### Material shown

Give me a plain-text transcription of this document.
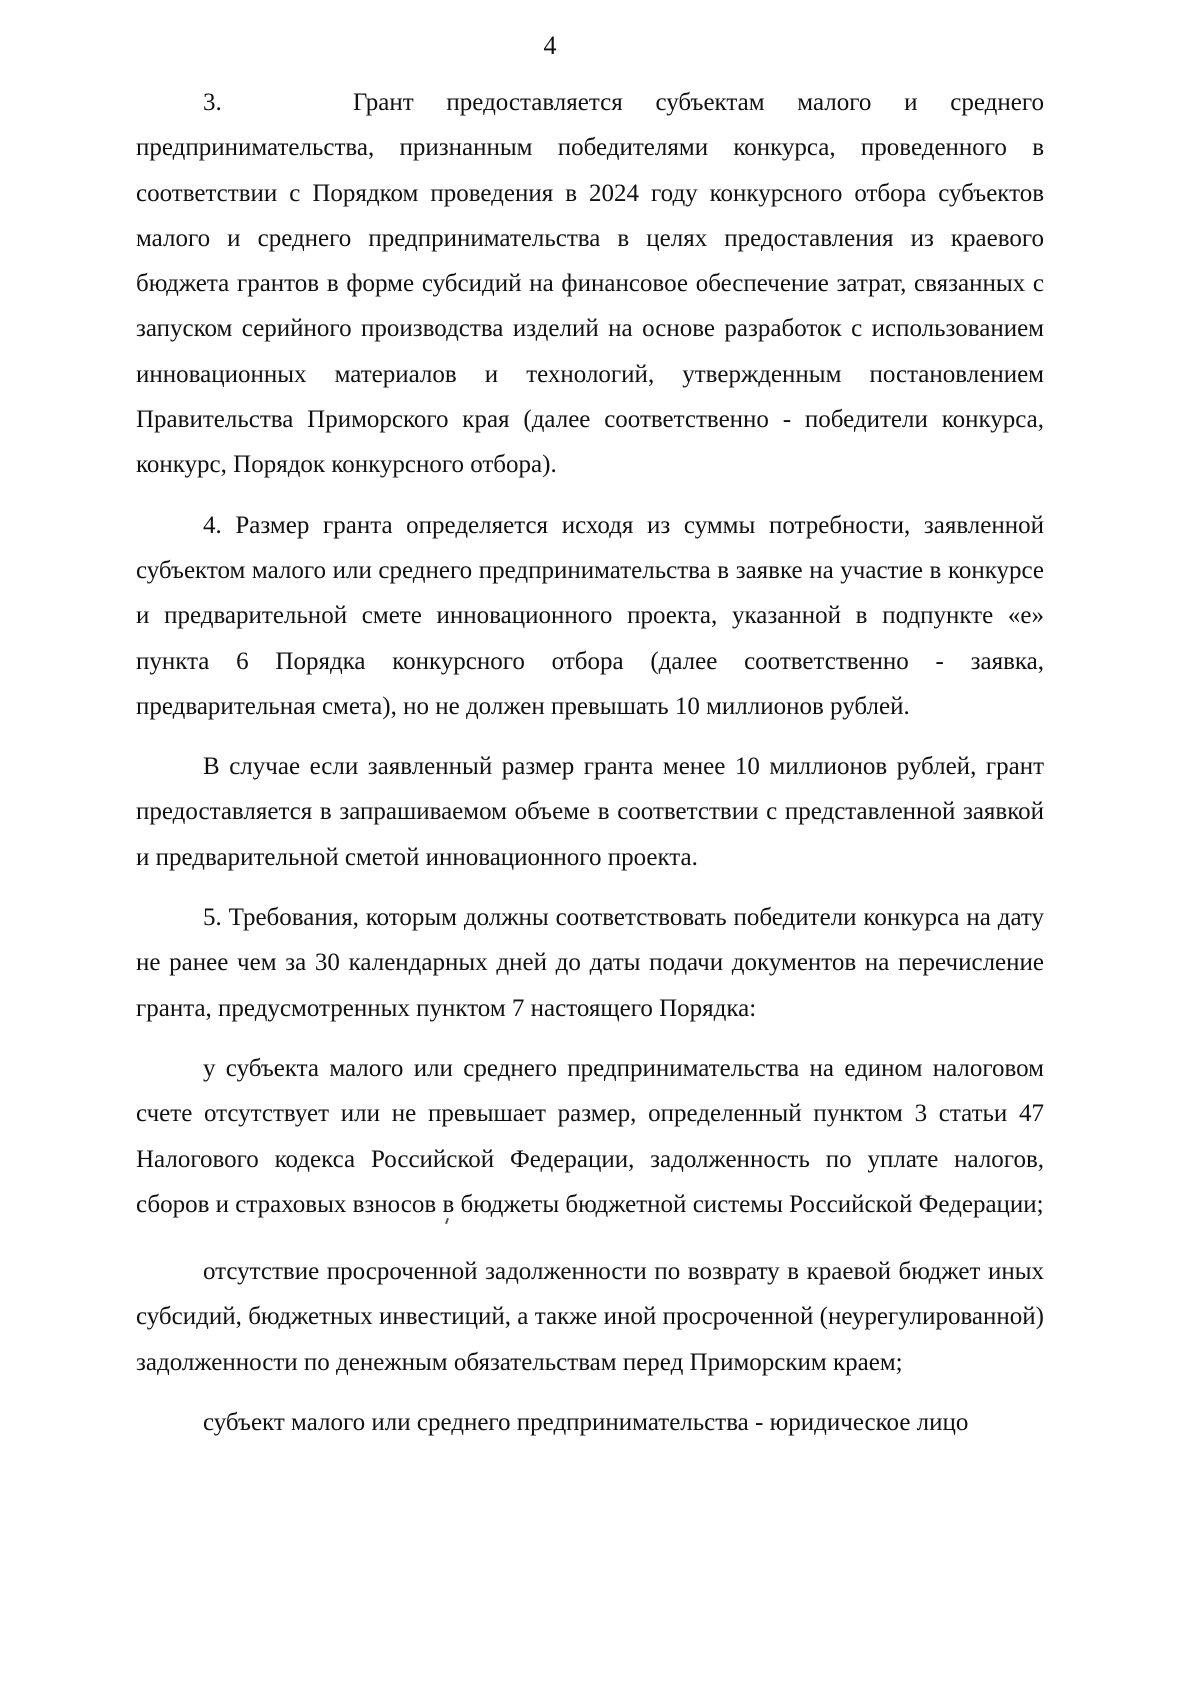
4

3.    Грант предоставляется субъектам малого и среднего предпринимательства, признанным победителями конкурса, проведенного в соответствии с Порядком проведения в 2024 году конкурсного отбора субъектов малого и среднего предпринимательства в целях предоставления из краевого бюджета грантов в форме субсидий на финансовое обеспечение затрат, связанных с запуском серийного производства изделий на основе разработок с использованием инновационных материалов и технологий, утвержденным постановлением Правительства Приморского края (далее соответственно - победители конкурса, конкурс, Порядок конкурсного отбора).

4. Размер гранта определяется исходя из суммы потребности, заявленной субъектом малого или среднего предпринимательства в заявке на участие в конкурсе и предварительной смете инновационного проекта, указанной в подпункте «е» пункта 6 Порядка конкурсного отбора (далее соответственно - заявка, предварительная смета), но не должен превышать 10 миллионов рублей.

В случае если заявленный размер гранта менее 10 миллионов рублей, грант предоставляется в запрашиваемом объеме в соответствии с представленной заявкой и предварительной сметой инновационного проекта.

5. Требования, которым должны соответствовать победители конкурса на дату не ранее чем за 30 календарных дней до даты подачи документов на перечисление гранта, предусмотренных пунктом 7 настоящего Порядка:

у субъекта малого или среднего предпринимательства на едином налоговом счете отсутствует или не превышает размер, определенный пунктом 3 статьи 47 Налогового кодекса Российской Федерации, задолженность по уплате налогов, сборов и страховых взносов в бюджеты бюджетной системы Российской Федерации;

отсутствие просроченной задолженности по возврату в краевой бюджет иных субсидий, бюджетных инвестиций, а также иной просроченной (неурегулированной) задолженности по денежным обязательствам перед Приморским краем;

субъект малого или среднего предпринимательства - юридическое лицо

######
### Material shown

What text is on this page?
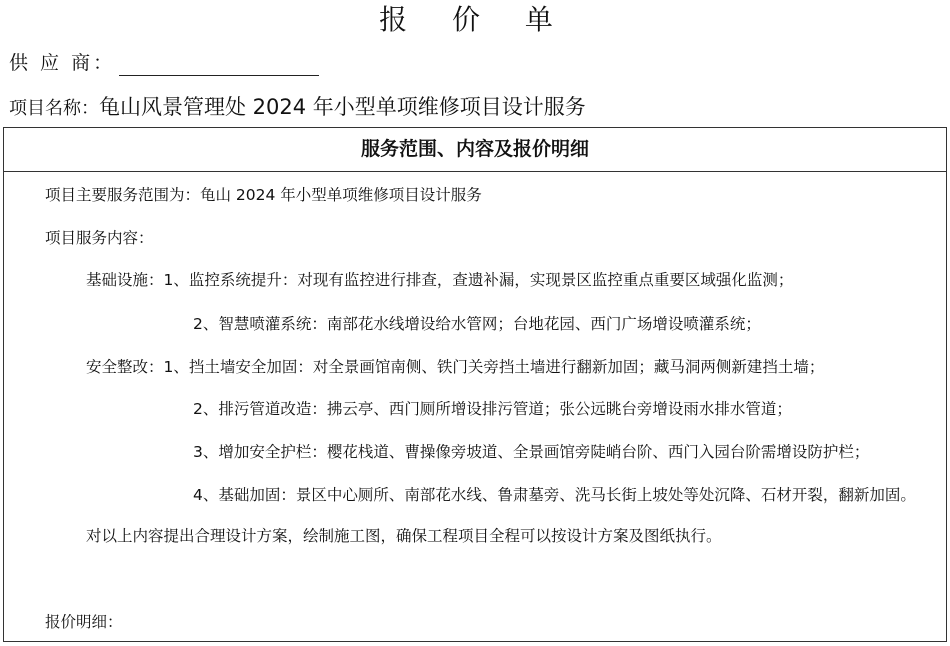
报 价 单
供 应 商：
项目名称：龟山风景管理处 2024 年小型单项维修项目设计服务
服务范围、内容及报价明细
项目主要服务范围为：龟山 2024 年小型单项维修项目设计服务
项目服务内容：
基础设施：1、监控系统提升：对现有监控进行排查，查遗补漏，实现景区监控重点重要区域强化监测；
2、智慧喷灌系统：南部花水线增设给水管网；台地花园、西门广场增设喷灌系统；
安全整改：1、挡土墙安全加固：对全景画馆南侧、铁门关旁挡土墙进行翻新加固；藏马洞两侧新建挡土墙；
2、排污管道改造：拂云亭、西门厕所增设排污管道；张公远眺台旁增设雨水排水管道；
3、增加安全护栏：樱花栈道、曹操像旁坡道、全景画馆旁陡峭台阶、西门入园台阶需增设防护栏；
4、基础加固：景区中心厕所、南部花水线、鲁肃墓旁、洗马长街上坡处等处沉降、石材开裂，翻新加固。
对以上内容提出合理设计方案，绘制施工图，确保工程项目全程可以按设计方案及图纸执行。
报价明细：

######

### Work to complete
Tally up how many lines in the preceding listing contain the word "предварительной". Give nothing but the number.

### Answer to the exercise
2